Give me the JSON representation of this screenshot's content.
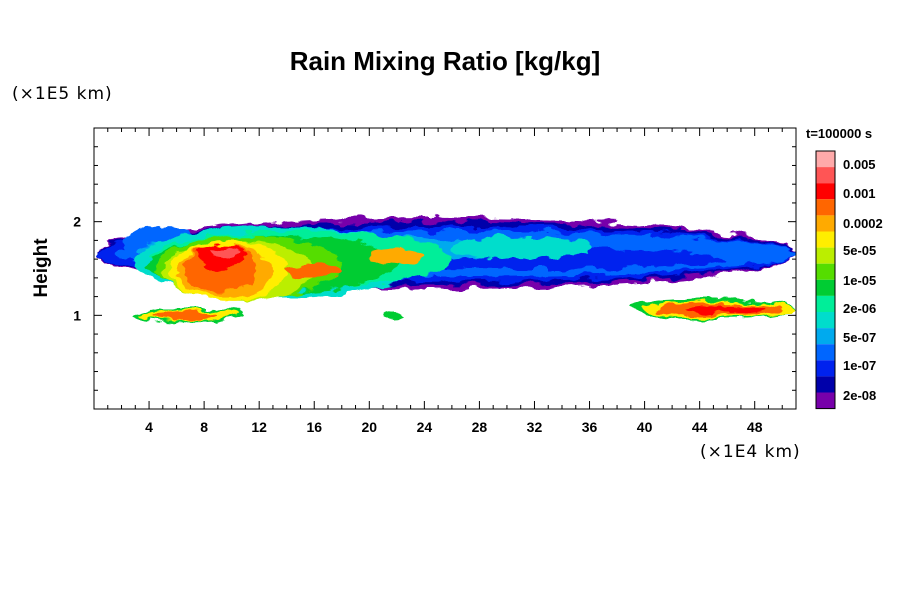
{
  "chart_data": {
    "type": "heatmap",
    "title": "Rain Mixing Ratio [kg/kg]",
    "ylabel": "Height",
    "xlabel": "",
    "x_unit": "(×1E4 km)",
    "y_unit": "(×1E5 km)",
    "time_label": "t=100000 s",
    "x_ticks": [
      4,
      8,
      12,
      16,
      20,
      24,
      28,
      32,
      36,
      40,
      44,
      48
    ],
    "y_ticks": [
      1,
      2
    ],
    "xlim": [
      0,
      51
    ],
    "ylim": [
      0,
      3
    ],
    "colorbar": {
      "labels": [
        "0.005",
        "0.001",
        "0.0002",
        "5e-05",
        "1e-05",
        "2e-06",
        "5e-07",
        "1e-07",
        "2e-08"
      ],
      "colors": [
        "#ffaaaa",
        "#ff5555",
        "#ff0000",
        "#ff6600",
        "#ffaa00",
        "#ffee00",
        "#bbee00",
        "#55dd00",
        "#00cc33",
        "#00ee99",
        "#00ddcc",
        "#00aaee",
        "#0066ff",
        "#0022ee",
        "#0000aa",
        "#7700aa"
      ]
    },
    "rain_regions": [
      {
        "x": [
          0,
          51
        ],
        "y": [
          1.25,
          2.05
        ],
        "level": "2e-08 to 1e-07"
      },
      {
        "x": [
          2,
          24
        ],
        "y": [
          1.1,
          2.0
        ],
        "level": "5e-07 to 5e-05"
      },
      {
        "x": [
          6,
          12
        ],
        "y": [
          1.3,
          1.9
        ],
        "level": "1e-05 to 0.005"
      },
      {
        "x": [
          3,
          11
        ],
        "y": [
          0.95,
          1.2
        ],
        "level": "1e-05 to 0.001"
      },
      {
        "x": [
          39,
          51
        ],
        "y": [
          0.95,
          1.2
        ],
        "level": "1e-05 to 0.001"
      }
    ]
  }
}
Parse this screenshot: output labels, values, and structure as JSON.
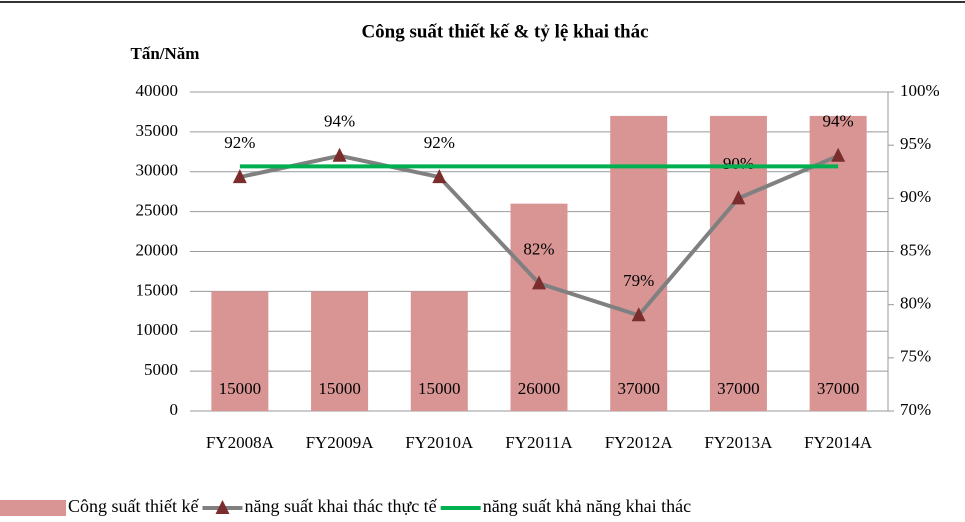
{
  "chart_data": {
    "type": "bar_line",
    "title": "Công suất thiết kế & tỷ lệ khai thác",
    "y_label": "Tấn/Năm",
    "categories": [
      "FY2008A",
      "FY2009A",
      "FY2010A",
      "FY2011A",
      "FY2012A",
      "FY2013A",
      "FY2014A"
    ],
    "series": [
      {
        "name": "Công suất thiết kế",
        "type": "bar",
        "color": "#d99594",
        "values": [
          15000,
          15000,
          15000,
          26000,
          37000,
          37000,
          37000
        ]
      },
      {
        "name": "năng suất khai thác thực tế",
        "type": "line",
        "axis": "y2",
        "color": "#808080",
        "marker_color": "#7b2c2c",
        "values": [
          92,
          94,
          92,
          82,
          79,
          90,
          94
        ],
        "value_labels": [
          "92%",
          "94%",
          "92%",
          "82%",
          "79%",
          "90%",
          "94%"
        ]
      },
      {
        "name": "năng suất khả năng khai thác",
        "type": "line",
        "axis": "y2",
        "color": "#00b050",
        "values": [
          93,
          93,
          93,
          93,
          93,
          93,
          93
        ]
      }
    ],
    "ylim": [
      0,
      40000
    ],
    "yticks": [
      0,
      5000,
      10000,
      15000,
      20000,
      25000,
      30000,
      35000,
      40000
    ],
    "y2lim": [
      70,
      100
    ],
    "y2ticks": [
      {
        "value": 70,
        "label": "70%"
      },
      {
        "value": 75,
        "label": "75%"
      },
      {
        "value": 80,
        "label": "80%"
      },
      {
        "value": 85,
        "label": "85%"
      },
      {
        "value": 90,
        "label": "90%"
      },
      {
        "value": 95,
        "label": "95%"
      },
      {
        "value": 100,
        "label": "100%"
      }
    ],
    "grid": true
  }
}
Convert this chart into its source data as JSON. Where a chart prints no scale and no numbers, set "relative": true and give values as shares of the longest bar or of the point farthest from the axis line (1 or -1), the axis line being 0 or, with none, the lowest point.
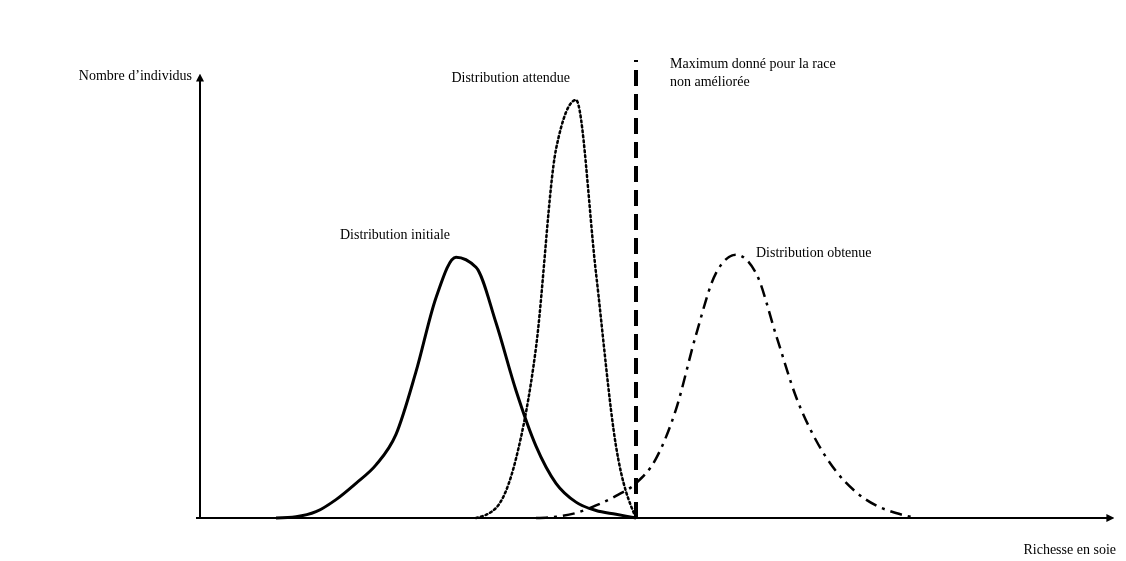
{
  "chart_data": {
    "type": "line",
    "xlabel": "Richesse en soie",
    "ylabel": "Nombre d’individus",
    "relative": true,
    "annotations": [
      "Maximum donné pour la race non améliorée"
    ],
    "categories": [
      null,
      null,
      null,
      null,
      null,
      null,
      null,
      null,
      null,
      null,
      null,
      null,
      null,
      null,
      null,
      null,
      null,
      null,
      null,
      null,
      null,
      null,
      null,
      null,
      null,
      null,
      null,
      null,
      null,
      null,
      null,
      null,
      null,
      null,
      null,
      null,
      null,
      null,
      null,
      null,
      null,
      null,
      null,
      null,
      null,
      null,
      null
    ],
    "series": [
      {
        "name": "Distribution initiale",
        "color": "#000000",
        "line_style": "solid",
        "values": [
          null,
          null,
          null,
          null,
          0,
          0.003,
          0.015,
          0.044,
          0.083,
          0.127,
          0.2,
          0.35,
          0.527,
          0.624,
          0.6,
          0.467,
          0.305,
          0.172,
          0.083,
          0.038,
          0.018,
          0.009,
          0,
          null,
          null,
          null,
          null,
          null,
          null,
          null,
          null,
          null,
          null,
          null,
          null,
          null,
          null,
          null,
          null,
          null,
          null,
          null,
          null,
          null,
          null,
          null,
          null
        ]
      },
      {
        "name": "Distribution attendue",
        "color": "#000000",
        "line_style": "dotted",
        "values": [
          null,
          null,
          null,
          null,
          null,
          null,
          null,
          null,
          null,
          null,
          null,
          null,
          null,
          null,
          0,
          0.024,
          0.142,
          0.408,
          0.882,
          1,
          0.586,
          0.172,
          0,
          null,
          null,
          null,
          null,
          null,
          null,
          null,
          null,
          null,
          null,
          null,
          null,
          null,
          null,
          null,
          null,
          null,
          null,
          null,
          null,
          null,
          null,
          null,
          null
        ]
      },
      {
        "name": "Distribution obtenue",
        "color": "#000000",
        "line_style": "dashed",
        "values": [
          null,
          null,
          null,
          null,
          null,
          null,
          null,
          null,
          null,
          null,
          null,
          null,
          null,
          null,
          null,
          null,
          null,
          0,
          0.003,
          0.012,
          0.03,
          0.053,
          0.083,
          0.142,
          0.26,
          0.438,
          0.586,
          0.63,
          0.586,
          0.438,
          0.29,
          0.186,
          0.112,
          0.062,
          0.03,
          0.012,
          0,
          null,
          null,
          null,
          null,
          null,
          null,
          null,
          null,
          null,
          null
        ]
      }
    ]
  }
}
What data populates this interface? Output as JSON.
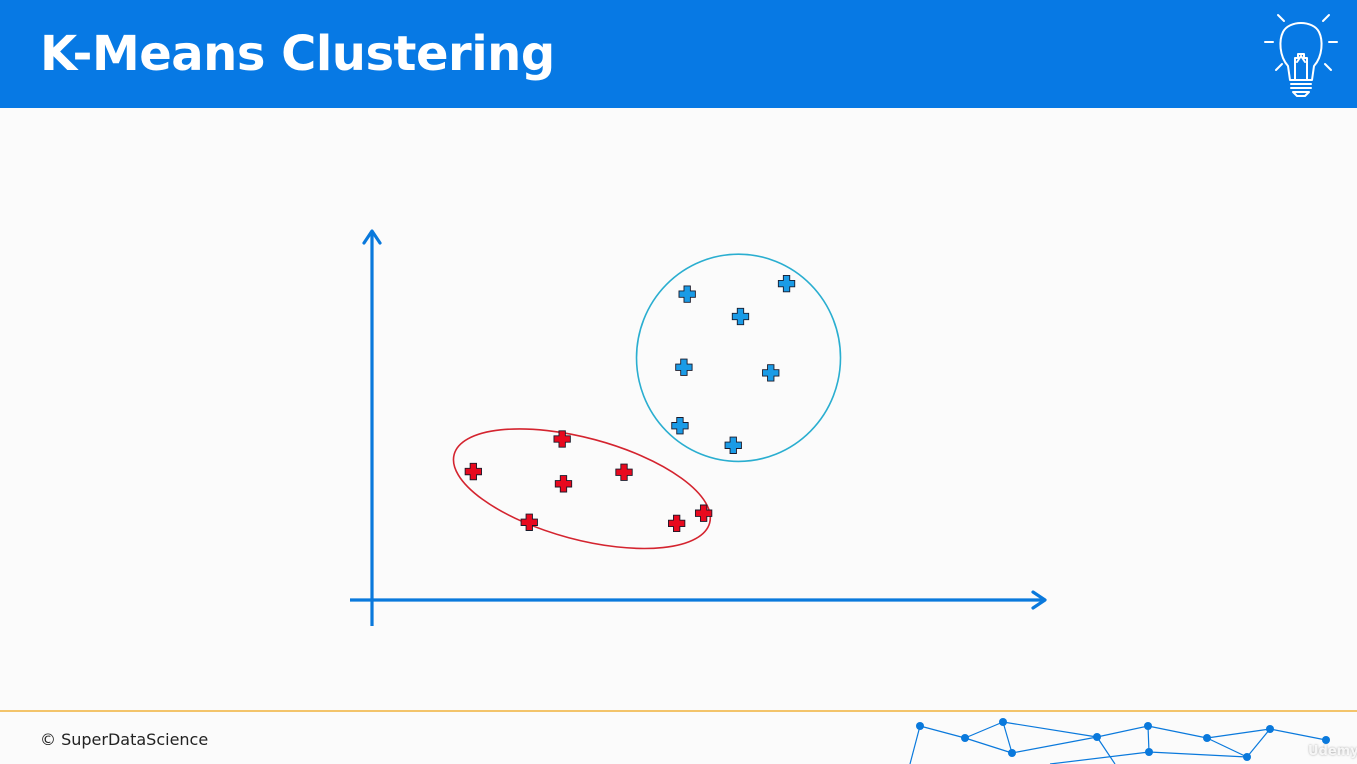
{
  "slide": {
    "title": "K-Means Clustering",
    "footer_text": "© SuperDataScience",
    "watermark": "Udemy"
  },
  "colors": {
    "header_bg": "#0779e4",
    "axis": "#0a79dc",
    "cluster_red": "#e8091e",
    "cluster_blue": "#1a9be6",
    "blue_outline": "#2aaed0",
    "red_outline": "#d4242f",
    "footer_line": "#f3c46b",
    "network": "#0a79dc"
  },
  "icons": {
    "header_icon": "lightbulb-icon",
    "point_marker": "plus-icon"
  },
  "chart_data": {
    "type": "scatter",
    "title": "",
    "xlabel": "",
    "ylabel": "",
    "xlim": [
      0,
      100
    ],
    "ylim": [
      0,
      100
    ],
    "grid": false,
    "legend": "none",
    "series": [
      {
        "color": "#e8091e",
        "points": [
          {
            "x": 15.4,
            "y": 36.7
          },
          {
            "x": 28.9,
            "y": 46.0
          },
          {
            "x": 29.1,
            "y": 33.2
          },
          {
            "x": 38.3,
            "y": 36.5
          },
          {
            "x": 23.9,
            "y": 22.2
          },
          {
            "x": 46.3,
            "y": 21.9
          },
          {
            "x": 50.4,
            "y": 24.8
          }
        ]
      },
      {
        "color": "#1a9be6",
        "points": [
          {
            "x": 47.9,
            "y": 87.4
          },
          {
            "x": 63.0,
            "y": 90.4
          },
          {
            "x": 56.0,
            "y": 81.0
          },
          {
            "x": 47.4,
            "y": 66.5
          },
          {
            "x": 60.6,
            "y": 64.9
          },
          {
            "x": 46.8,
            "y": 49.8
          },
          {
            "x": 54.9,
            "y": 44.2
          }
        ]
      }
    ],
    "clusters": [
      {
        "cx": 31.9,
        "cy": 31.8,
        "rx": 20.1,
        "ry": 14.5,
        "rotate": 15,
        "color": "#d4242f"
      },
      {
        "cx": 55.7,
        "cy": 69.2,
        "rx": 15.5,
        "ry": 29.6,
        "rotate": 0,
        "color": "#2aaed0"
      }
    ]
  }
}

*What is expected*. Select the lines from the entries that include the word "thác".

*Completed exercise*.
    "title": "Công suất thiết kế & tỷ lệ khai thác",
        "name": "năng suất khai thác thực tế",
        "name": "năng suất khả năng khai thác",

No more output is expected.